* BEGIN *

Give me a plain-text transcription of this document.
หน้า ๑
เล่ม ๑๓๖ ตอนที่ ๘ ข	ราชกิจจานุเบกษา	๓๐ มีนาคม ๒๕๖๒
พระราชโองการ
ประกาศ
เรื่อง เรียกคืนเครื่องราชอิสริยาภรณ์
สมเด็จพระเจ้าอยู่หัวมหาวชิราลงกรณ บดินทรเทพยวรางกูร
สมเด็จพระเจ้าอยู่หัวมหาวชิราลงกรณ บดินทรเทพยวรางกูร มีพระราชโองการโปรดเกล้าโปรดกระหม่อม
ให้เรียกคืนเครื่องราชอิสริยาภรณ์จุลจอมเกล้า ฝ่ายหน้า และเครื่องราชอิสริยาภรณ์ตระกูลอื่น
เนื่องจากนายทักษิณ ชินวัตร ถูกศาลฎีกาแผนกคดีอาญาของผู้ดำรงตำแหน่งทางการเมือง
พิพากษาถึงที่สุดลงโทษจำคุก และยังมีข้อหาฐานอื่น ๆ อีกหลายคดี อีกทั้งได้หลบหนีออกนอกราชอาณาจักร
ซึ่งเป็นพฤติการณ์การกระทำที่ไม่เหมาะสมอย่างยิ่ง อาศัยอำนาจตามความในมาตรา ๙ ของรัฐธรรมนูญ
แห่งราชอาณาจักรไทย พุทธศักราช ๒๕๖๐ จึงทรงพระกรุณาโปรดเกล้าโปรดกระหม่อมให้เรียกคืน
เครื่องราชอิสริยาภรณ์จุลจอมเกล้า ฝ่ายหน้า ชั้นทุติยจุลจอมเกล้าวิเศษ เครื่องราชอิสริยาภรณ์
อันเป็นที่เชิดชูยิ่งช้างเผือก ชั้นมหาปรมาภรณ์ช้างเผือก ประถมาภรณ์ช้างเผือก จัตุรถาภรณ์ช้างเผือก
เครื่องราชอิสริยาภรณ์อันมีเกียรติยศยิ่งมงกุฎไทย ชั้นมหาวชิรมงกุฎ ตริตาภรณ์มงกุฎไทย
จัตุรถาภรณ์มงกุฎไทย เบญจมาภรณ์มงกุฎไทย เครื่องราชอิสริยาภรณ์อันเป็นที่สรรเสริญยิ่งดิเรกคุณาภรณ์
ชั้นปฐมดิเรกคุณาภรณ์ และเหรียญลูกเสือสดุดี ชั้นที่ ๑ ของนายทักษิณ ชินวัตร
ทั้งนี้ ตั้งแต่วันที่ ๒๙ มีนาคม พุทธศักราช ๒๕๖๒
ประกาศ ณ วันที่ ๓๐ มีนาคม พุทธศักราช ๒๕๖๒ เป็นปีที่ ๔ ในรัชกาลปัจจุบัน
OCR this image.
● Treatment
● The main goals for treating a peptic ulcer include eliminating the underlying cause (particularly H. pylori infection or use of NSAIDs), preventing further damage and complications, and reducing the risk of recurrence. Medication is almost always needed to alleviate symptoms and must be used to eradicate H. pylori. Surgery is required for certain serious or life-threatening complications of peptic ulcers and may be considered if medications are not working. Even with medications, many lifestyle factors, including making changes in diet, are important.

* END *

- **What you should do**: Return, from the data, each line that has the word "ายหน" in it.

- **Full response**:
ให้เรียกคืนเครื่องราชอิสริยาภรณ์จุลจอมเกล้า ฝ่ายหน้า และเครื่องราชอิสริยาภรณ์ตระกูลอื่น
เครื่องราชอิสริยาภรณ์จุลจอมเกล้า ฝ่ายหน้า ชั้นทุติยจุลจอมเกล้าวิเศษ เครื่องราชอิสริยาภรณ์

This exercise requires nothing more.